┌─ Task inputs
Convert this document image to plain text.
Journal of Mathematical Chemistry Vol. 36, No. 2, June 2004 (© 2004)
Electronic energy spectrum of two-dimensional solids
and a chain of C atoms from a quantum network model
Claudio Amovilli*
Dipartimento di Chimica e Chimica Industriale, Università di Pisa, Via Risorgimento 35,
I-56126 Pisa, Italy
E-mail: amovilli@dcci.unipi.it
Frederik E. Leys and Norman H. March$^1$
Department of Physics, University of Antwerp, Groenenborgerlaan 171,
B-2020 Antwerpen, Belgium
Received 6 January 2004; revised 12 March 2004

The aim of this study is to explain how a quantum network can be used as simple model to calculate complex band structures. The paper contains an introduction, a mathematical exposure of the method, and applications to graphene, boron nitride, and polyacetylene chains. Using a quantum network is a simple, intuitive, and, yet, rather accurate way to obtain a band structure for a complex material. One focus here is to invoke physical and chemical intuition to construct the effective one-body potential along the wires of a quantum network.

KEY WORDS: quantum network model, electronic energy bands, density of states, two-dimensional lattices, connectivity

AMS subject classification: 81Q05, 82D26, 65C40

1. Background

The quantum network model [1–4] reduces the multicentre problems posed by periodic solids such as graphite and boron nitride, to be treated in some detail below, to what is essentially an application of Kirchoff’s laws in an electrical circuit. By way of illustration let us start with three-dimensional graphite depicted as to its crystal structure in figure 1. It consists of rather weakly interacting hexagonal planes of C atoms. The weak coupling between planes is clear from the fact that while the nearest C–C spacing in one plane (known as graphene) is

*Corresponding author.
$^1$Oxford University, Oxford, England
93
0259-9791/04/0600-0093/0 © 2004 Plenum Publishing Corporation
└─
_Task instructions:_ Return each full line of the entries that contains the word "from".

_Solution:_
and a chain of C atoms from a quantum network model
The quantum network model [1–4] reduces the multicentre problems posed by periodic solids such as graphite and boron nitride, to be treated in some detail below, to what is essentially an application of Kirchoff’s laws in an electrical circuit. By way of illustration let us start with three-dimensional graphite depicted as to its crystal structure in figure 1. It consists of rather weakly interacting hexagonal planes of C atoms. The weak coupling between planes is clear from the fact that while the nearest C–C spacing in one plane (known as graphene) is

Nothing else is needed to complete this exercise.